-- What the task asks --
Leave out pictures; repeat exactly the lines from the "Serialize everything readable" line through the last of the data below.

-- Data provided --

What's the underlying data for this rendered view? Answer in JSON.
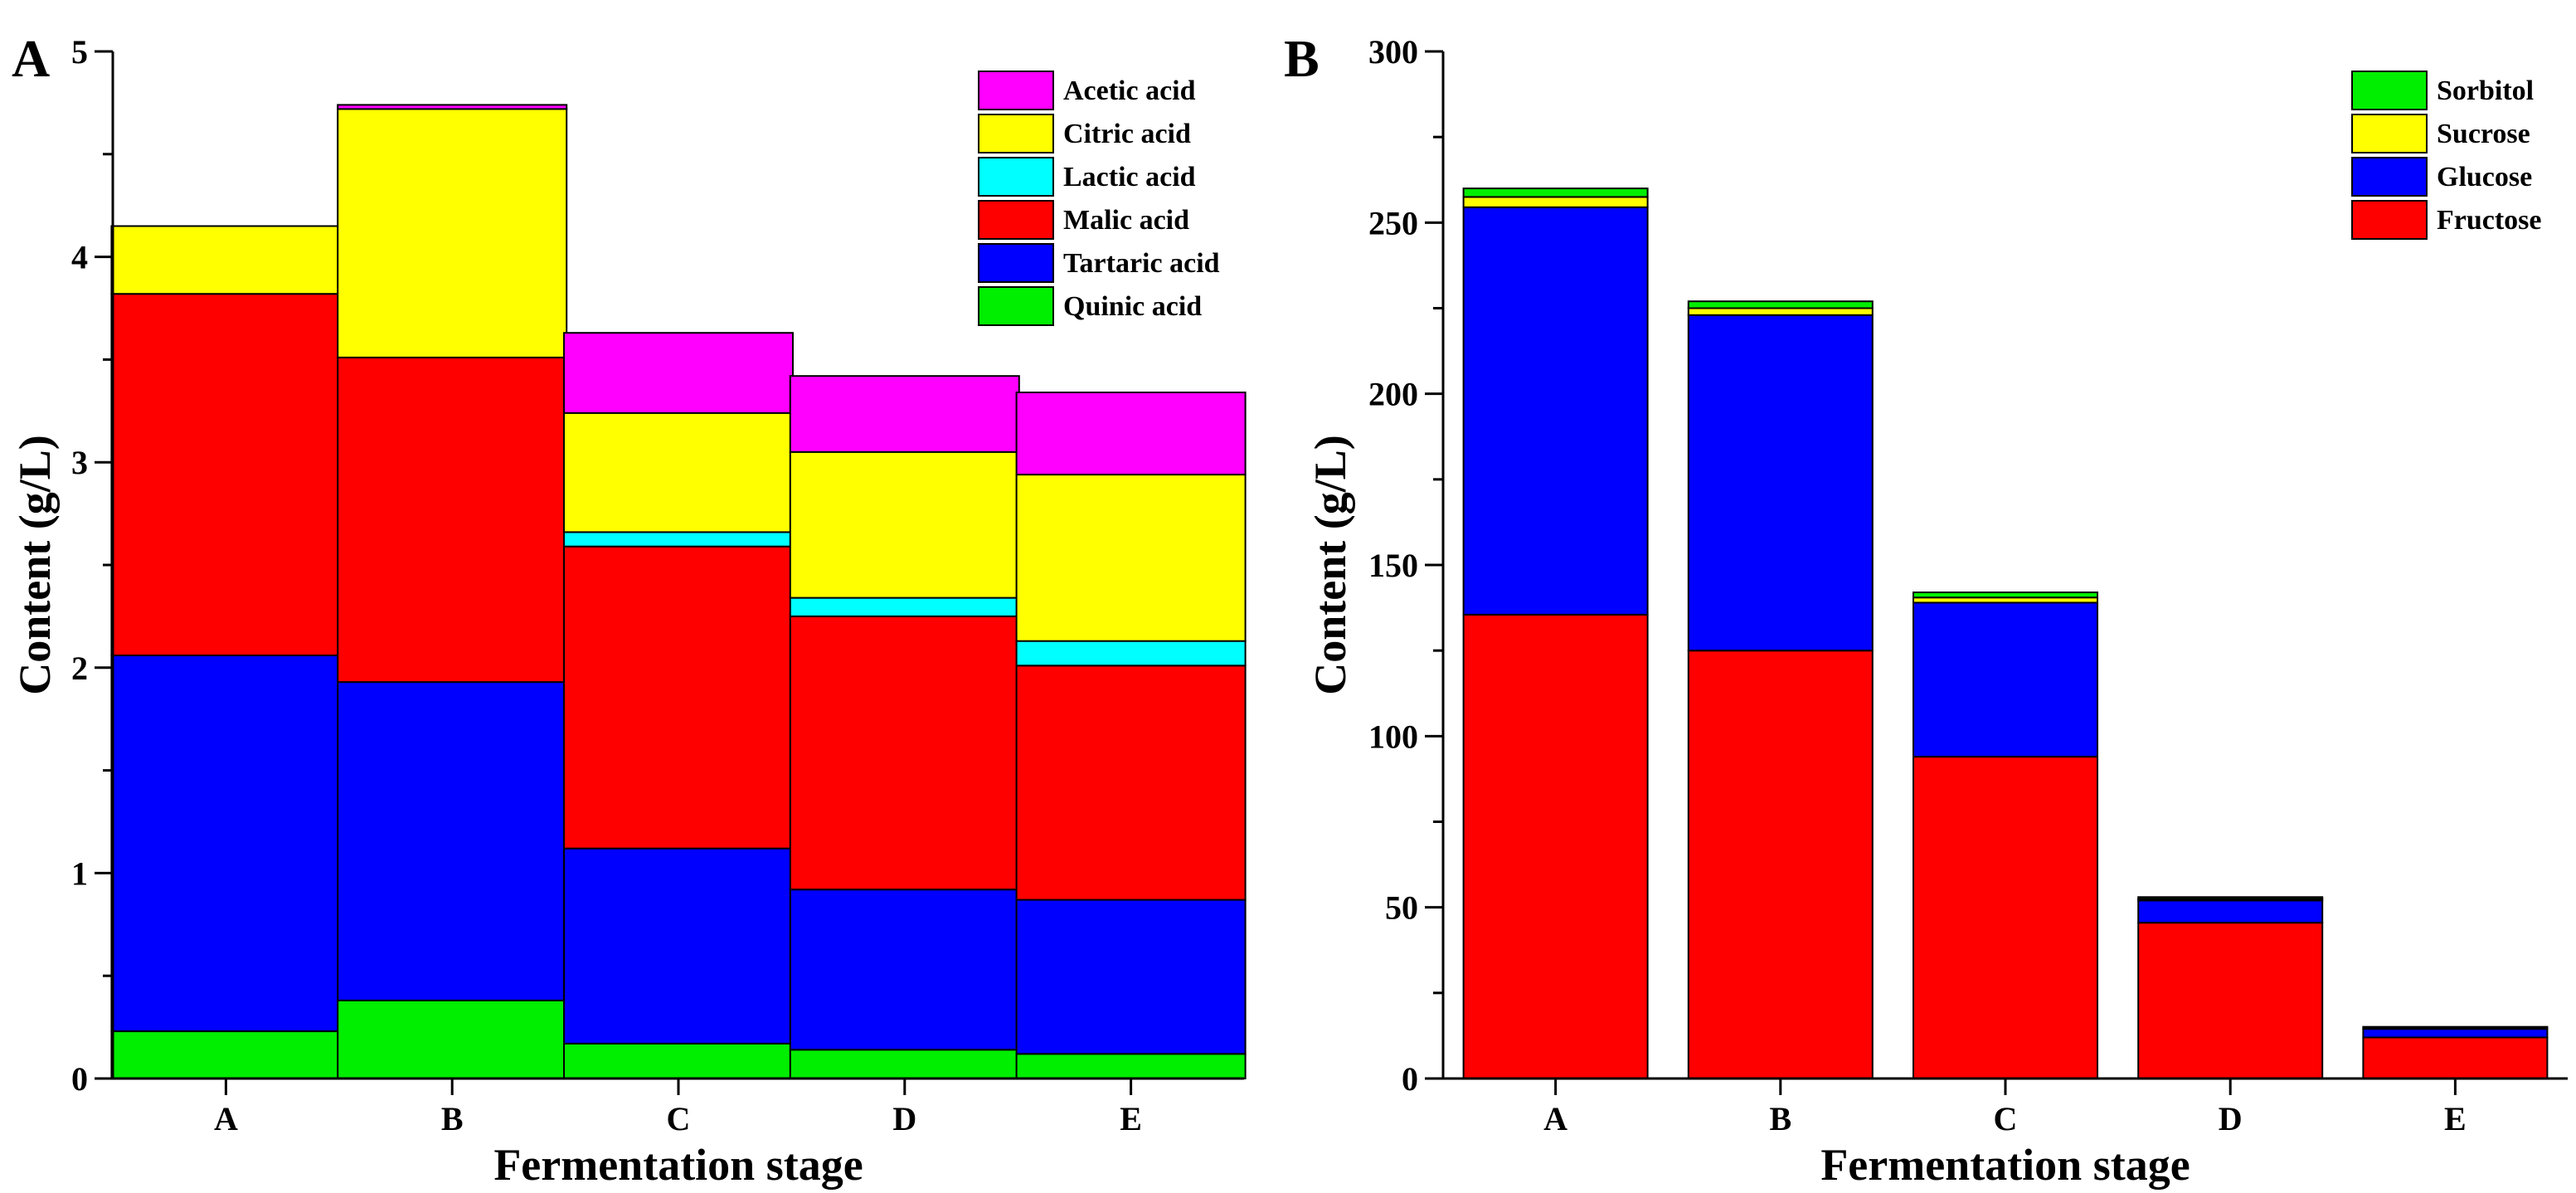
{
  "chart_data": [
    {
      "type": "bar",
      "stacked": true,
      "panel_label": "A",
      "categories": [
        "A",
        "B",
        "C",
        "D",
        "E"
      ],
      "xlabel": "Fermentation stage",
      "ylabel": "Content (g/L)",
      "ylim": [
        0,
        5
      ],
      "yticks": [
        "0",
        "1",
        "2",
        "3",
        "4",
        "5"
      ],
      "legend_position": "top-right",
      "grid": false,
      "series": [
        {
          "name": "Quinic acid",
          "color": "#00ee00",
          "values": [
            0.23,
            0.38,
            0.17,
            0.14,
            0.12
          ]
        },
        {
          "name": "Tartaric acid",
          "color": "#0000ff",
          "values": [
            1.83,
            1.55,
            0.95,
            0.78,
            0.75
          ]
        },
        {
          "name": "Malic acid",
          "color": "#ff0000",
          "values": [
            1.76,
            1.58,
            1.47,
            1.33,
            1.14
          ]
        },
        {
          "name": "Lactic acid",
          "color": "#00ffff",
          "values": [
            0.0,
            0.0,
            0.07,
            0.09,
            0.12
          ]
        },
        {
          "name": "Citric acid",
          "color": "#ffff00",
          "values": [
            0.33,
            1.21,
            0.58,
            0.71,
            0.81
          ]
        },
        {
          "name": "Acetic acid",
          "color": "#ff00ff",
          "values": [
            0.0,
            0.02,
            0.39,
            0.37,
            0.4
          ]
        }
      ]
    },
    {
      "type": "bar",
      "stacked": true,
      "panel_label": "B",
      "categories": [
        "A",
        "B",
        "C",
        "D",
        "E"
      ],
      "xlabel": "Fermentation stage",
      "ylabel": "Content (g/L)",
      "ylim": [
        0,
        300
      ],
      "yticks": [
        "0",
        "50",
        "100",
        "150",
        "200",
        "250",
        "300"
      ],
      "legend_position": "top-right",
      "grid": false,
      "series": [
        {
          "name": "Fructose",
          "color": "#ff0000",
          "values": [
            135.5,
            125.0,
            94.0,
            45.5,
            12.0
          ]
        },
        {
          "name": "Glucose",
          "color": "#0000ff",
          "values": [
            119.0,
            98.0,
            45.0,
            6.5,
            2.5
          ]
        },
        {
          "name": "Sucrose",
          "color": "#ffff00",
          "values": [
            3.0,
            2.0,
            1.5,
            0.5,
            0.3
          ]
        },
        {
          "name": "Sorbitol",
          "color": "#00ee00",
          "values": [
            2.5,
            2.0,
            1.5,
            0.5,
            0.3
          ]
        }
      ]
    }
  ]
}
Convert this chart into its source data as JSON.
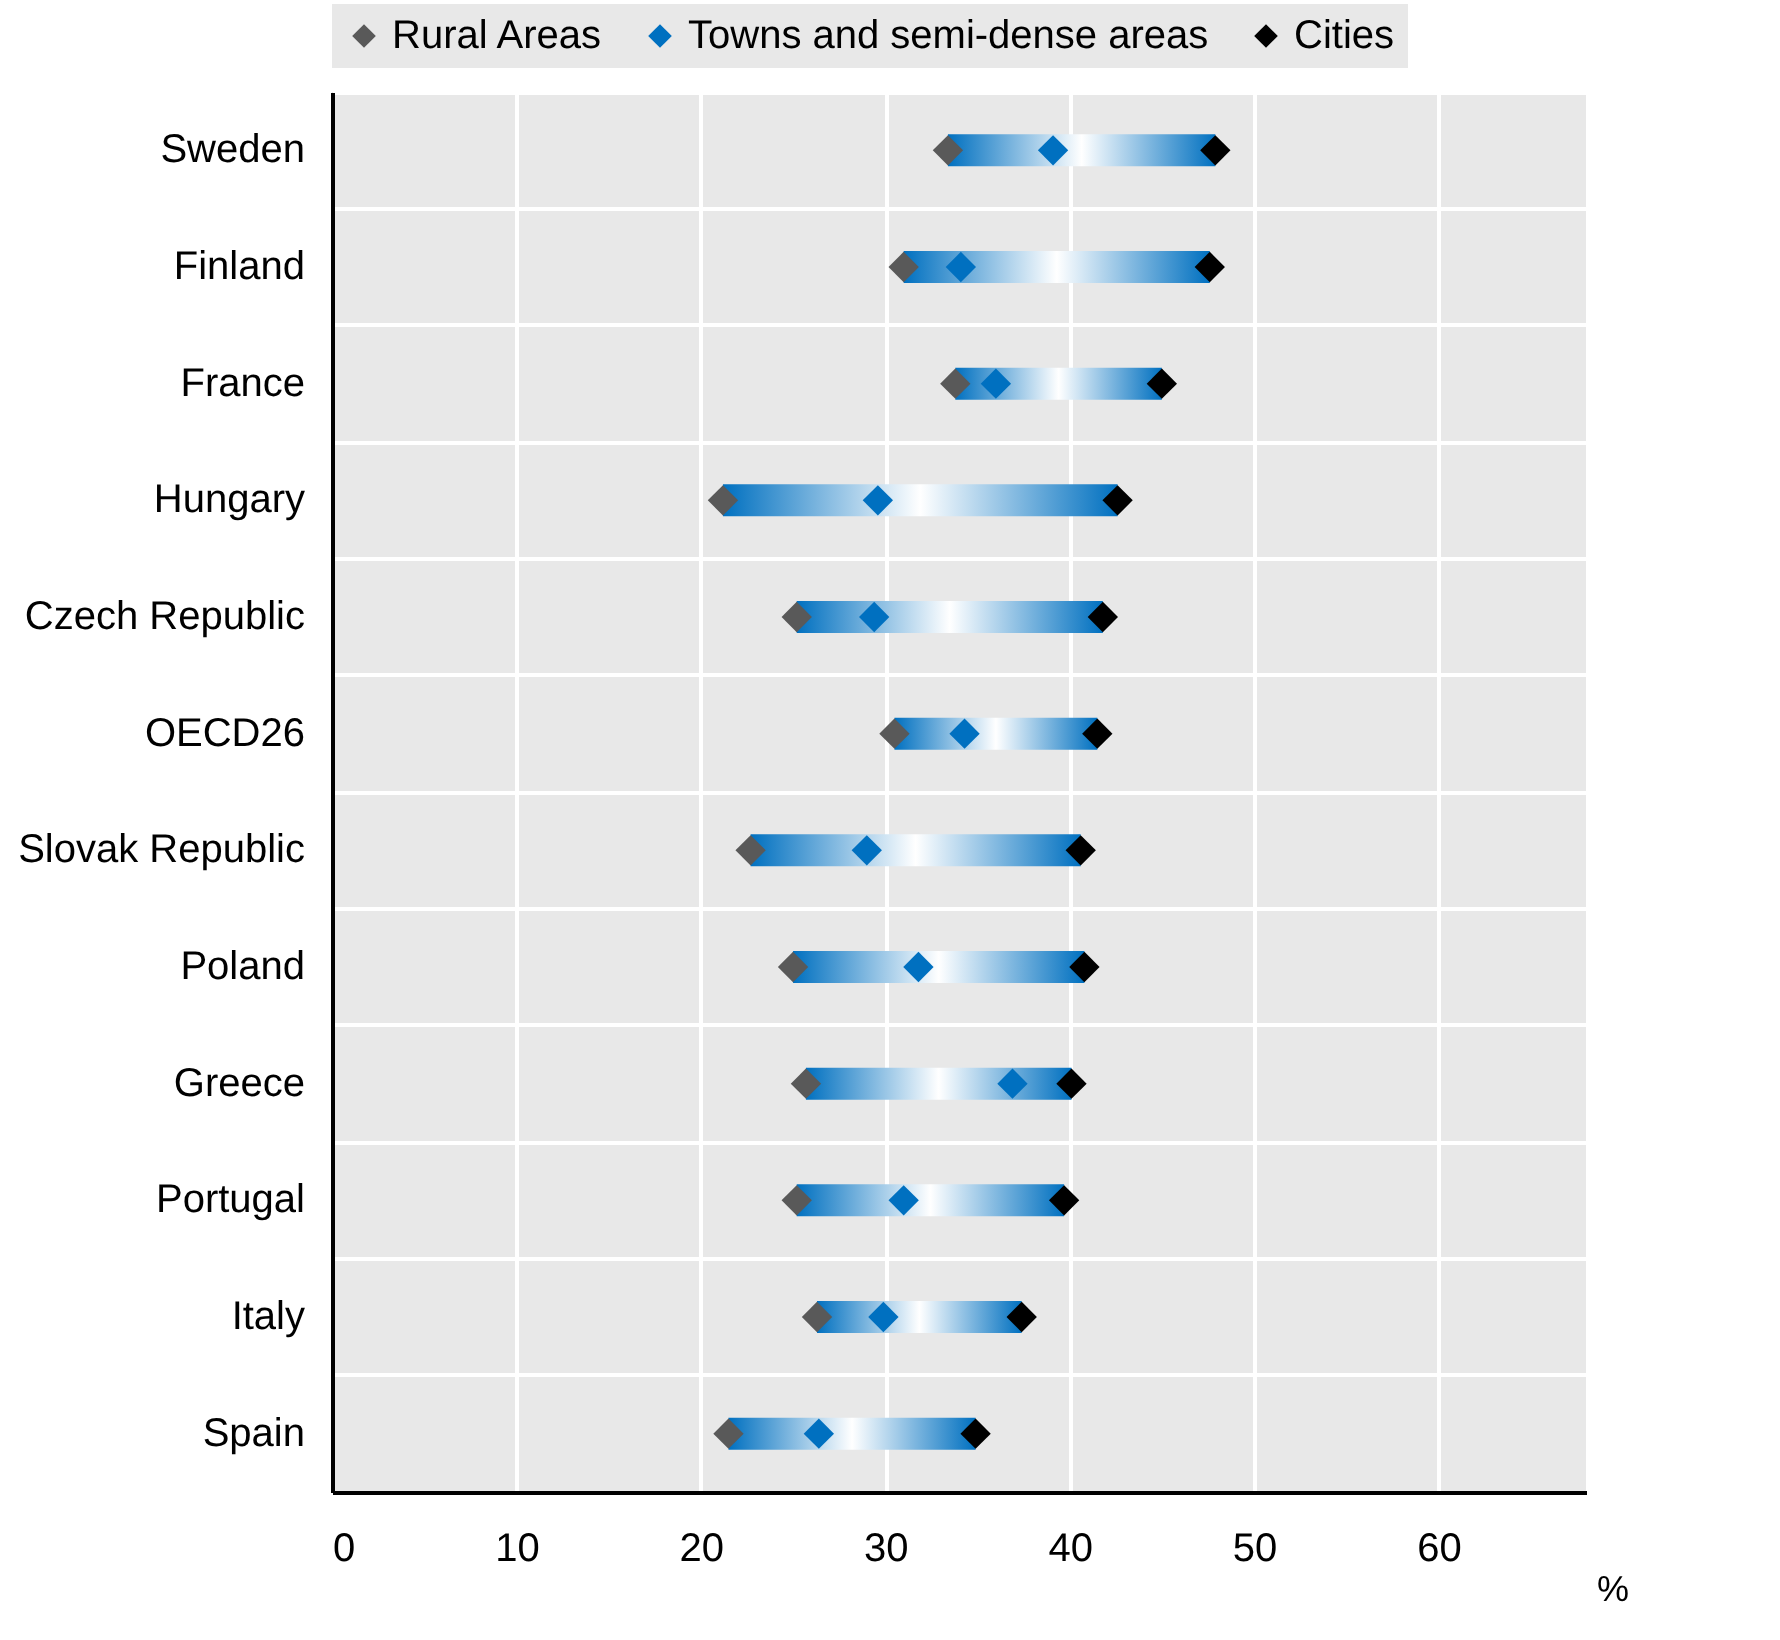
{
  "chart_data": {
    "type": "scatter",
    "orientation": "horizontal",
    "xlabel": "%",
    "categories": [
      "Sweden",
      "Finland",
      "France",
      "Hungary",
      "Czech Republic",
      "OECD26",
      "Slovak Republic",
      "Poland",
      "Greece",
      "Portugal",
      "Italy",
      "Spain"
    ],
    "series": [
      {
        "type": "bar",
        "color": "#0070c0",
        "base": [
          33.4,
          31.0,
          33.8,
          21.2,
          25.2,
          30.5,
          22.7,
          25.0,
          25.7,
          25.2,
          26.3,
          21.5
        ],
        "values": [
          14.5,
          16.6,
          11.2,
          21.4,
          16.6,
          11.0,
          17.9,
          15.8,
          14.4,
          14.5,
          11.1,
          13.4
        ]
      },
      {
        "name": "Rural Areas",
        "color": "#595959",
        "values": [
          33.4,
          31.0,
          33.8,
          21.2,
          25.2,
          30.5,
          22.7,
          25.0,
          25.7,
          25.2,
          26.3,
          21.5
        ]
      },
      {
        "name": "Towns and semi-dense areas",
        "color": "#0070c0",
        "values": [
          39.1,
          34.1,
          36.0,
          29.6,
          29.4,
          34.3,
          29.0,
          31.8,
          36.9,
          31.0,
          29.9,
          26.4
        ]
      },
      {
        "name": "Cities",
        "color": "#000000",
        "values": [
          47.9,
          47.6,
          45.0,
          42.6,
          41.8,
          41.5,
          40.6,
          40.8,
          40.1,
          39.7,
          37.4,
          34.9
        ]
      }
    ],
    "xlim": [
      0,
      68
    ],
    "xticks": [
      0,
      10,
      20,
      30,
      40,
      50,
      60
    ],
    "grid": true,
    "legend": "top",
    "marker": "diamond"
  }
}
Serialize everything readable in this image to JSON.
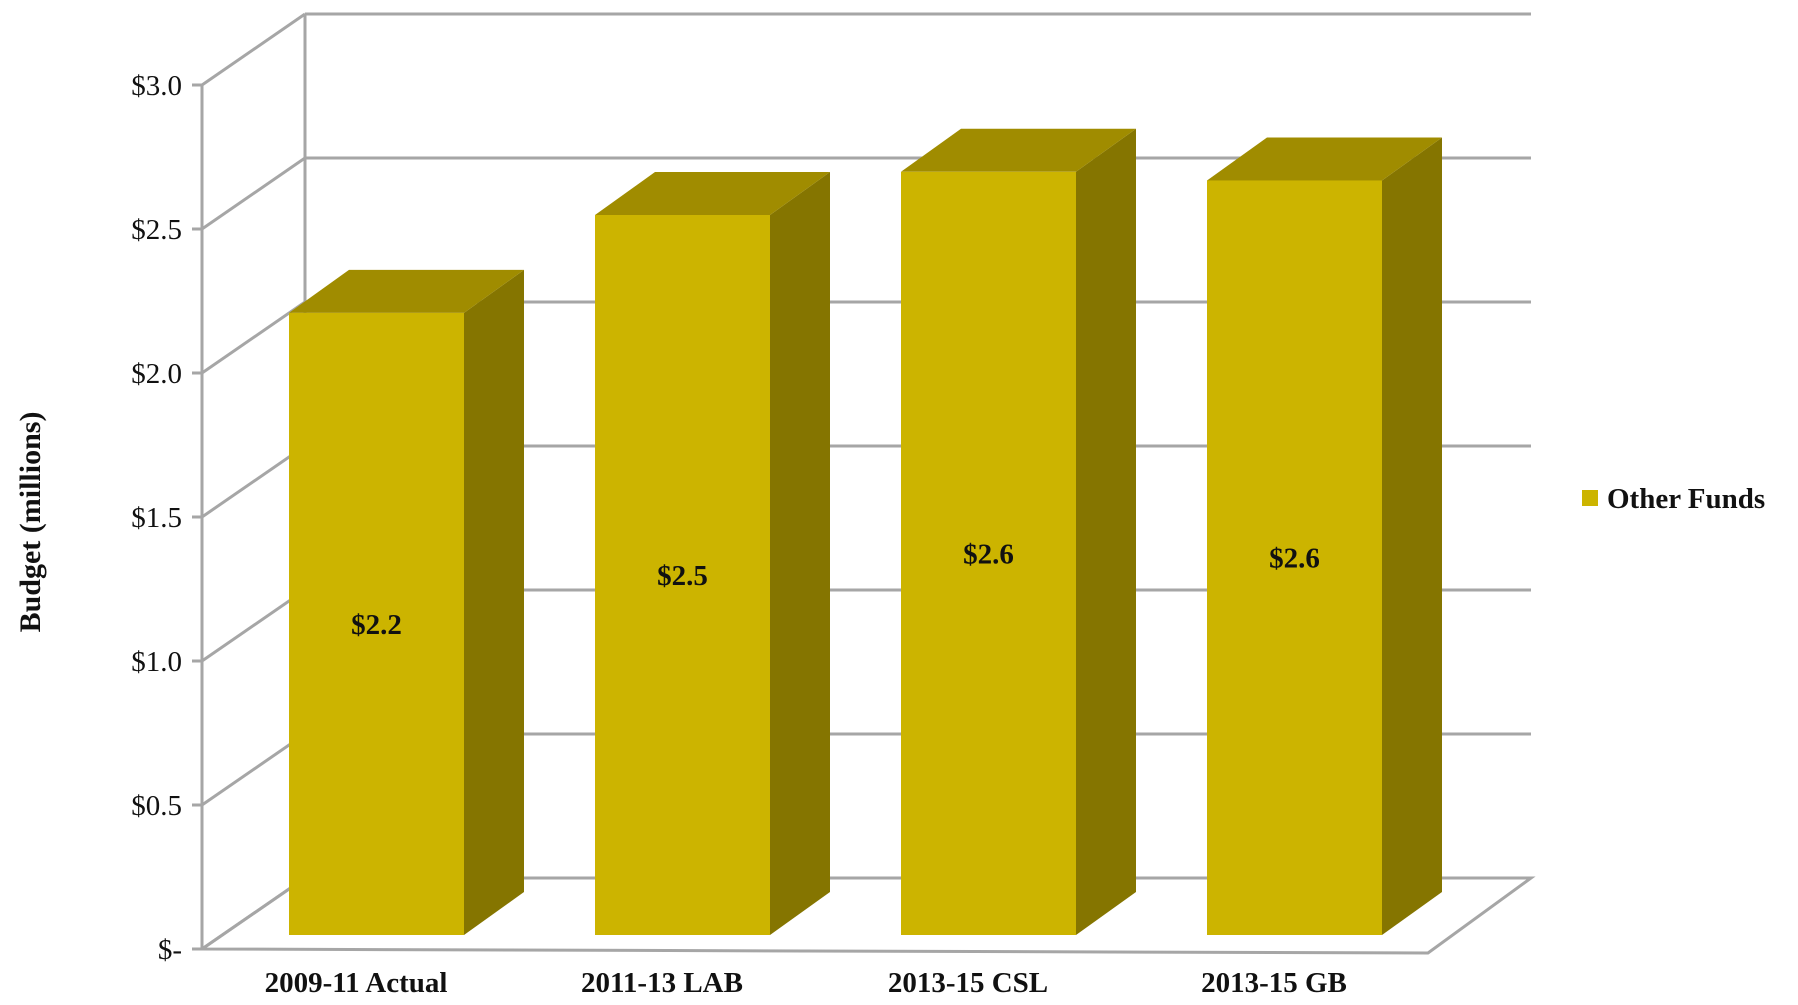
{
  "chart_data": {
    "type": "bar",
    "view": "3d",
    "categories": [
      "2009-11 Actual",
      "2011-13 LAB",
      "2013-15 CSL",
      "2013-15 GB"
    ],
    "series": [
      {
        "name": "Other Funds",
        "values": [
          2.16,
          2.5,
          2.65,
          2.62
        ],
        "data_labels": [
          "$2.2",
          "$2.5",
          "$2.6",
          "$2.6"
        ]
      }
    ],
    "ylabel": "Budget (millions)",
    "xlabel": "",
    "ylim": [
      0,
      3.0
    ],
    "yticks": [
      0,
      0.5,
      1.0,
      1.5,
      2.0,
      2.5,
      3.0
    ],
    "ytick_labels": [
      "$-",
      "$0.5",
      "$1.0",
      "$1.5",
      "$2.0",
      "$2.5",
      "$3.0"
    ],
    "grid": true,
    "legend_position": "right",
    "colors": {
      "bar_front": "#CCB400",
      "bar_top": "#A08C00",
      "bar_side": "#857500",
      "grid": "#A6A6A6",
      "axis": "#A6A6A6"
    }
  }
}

-- Solved problem --
Serialize everything readable in this image to JSON.
{
  "chart_data": {
    "type": "bar",
    "view": "3d",
    "categories": [
      "2009-11 Actual",
      "2011-13 LAB",
      "2013-15 CSL",
      "2013-15 GB"
    ],
    "series": [
      {
        "name": "Other Funds",
        "values": [
          2.16,
          2.5,
          2.65,
          2.62
        ],
        "data_labels": [
          "$2.2",
          "$2.5",
          "$2.6",
          "$2.6"
        ]
      }
    ],
    "ylabel": "Budget (millions)",
    "xlabel": "",
    "ylim": [
      0,
      3.0
    ],
    "yticks": [
      0,
      0.5,
      1.0,
      1.5,
      2.0,
      2.5,
      3.0
    ],
    "ytick_labels": [
      "$-",
      "$0.5",
      "$1.0",
      "$1.5",
      "$2.0",
      "$2.5",
      "$3.0"
    ],
    "grid": true,
    "legend_position": "right",
    "colors": {
      "bar_front": "#CCB400",
      "bar_top": "#A08C00",
      "bar_side": "#857500",
      "grid": "#A6A6A6",
      "axis": "#A6A6A6"
    }
  }
}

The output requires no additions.